■ **To-do list**:
1. Can you rewrite the passage of the Nicholas IV of Bruntál article starting with "Nicholas IV of Bruntál" and going on through "for Nicholas IV.", with "Glogau-Sagan" replaced by "Głogów-Żagań"?
2. Which people other than Nicholas IV himself are named in the Nicholas IV of Bruntál article?
3. Answer these questions about Nicholas IV of Bruntál from the article:
(a) In what year did his father inherit the Duchy of Ratibor?
(b) Around what year was a part of Bruntál split off for Nicholas IV?
(c) Who received his share of Bruntál after he died?
:: Article ::
Nicholas IV of Bruntál (also known as Nicholas IV of Ratibor and Bruntál, also Nicholas I of Opava-Ratibor; ; ;  – ) was a member of the Opava branch of the Přemyslid dynasty.  He was co-ruler of Ratibor and Bruntál with his brother John II "the Iron".

Life 
His parents were Duke John I of Opava-Ratibor and his wife Anna, a daughter of Duke Henry V of Glogau-Sagan (d. 1369).  His father had inherited the Duchy of Ratibor in 1365 as the sole heir and became the founder of the Opava-Ratibor line of the Opavian branch of the Přemyslid dynasty.

Nicholas IV was still a minor when his father died in 1380/1382.  His older brother John II inherited the duchies of Ratibor, Krnov and Bruntál.  Around 1385, a part of Bruntál was split off for Nicholas IV.

Nicholas died around 1406, unmarried and without issue.  His share of Bruntál fell to his brother John II, who then held the whole Duchy of Bruntál.
:::
:: Records ::
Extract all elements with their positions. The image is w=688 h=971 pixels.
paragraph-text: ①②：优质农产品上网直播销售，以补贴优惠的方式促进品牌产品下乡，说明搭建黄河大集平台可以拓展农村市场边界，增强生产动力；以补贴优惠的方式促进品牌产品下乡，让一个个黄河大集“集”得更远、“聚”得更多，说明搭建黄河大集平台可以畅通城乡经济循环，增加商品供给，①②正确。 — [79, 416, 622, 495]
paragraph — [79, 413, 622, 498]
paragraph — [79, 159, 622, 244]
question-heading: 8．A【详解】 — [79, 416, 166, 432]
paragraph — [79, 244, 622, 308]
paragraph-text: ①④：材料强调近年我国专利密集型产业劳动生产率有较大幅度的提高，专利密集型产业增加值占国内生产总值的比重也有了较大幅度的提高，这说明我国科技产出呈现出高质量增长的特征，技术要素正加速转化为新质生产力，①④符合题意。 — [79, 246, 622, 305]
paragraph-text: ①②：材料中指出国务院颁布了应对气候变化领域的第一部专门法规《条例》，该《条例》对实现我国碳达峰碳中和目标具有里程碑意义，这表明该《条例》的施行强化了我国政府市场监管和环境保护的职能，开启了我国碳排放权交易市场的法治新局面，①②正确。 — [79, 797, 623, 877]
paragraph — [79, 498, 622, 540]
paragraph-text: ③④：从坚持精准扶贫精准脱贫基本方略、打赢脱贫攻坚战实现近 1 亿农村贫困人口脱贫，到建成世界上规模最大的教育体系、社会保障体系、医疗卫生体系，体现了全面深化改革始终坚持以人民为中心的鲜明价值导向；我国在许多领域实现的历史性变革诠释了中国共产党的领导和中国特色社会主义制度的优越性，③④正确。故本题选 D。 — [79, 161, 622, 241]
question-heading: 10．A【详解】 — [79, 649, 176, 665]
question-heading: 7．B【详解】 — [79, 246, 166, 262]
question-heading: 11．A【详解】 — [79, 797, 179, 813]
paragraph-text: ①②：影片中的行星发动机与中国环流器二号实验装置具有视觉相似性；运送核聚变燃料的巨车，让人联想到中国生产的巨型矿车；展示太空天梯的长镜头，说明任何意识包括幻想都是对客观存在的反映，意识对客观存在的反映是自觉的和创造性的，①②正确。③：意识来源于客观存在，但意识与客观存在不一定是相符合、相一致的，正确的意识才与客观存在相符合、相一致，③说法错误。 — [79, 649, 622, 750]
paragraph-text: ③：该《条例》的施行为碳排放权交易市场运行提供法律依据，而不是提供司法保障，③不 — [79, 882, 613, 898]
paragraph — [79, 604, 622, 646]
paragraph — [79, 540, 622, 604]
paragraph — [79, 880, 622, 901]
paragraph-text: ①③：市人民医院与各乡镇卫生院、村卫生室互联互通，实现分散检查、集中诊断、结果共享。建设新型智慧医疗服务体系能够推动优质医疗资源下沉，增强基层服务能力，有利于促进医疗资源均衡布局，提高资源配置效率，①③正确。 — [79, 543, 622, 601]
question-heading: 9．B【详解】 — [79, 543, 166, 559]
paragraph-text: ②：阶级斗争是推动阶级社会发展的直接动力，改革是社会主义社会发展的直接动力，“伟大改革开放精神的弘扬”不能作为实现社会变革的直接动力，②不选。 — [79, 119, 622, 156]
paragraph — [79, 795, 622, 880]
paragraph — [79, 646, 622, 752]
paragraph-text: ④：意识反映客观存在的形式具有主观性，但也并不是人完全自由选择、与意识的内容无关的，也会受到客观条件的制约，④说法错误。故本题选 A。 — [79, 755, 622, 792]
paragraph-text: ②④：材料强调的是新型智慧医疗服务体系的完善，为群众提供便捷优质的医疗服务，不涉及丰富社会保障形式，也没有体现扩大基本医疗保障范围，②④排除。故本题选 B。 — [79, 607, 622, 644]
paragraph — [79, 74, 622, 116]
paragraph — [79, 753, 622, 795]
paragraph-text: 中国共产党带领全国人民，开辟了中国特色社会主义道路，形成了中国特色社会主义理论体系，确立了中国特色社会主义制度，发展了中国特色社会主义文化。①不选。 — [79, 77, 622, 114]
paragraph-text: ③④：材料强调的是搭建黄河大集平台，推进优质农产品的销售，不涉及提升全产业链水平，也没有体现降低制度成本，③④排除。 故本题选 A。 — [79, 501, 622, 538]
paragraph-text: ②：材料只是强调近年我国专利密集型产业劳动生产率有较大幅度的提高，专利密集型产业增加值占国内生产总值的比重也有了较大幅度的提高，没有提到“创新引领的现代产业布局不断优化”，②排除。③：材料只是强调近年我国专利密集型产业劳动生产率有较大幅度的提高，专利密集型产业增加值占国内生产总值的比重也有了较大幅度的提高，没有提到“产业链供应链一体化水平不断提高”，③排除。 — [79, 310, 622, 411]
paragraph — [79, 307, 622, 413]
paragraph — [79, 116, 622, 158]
:::
■ **Solutions to the exercise**:
1.
Nicholas IV of Bruntál (also known as Nicholas IV of Ratibor and Bruntál, also Nicholas I of Opava-Ratibor; ; ;  – ) was a member of the Opava branch of the Přemyslid dynasty.  He was co-ruler of Ratibor and Bruntál with his brother John II "the Iron".

Life 
His parents were Duke John I of Opava-Ratibor and his wife Anna, a daughter of Duke Henry V of Głogów-Żagań (d. 1369).  His father had inherited the Duchy of Ratibor in 1365 as the sole heir and became the founder of the Opava-Ratibor line of the Opavian branch of the Přemyslid dynasty.

Nicholas IV was still a minor when his father died in 1380/1382.  His older brother John II inherited the duchies of Ratibor, Krnov and Bruntál.  Around 1385, a part of Bruntál was split off for Nicholas IV.

2.
- John II "the Iron", his brother
- Duke John I of Opava-Ratibor, his father
- Anna, his mother
- Duke Henry V of Glogau-Sagan, his mother's father

3.
(a) 1365
(b) Around 1385
(c) His brother John II